[Stored data]
********************
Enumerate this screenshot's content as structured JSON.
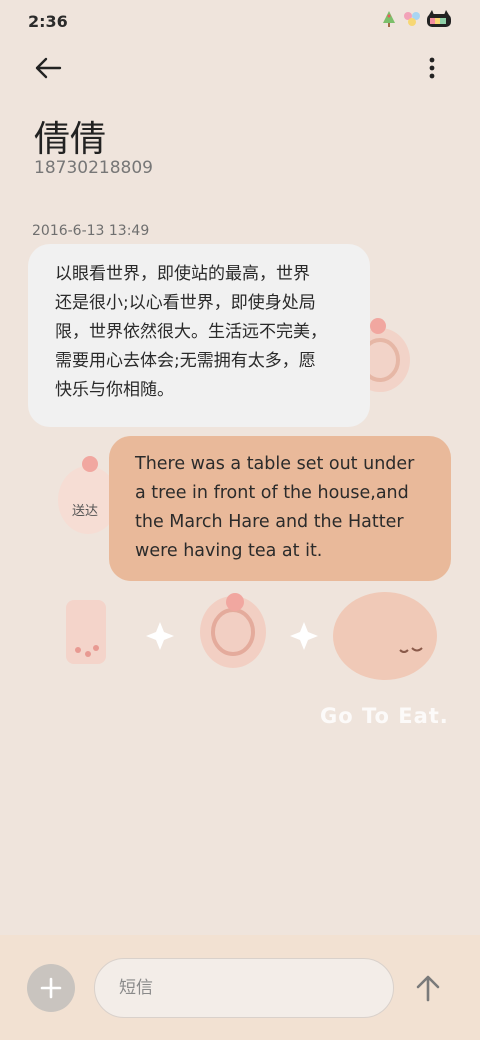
{
  "status_bar": {
    "time": "2:36",
    "icons": [
      "tree-icon",
      "flower-icon",
      "cat-battery-icon"
    ]
  },
  "header": {
    "back_icon": "arrow-left-icon",
    "more_icon": "vertical-dots-icon"
  },
  "contact": {
    "name": "倩倩",
    "phone": "18730218809"
  },
  "conversation": {
    "timestamp": "2016-6-13 13:49",
    "incoming": {
      "lines": [
        "以眼看世界，即使站的最高，世界",
        "还是很小;以心看世界，即使身处局",
        "限，世界依然很大。生活远不完美，",
        "需要用心去体会;无需拥有太多，愿",
        "快乐与你相随。"
      ]
    },
    "outgoing": {
      "lines": [
        "There was a table set out under",
        "a tree in front of the house,and",
        "the March Hare and the Hatter",
        "were having tea at it."
      ],
      "status": "送达"
    }
  },
  "background": {
    "watermark": "Go To Eat."
  },
  "composer": {
    "add_icon": "plus-icon",
    "placeholder": "短信",
    "send_icon": "arrow-up-icon"
  }
}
********************
§ **WHAT TO WORK ON**:
Make an exact copy of the whole listing, but don't bring over any pictures.

§ **RESPONSE TO THIS EXERCISE**:
Enumerate this screenshot's content as structured JSON.
{
  "status_bar": {
    "time": "2:36",
    "icons": [
      "tree-icon",
      "flower-icon",
      "cat-battery-icon"
    ]
  },
  "header": {
    "back_icon": "arrow-left-icon",
    "more_icon": "vertical-dots-icon"
  },
  "contact": {
    "name": "倩倩",
    "phone": "18730218809"
  },
  "conversation": {
    "timestamp": "2016-6-13 13:49",
    "incoming": {
      "lines": [
        "以眼看世界，即使站的最高，世界",
        "还是很小;以心看世界，即使身处局",
        "限，世界依然很大。生活远不完美，",
        "需要用心去体会;无需拥有太多，愿",
        "快乐与你相随。"
      ]
    },
    "outgoing": {
      "lines": [
        "There was a table set out under",
        "a tree in front of the house,and",
        "the March Hare and the Hatter",
        "were having tea at it."
      ],
      "status": "送达"
    }
  },
  "background": {
    "watermark": "Go To Eat."
  },
  "composer": {
    "add_icon": "plus-icon",
    "placeholder": "短信",
    "send_icon": "arrow-up-icon"
  }
}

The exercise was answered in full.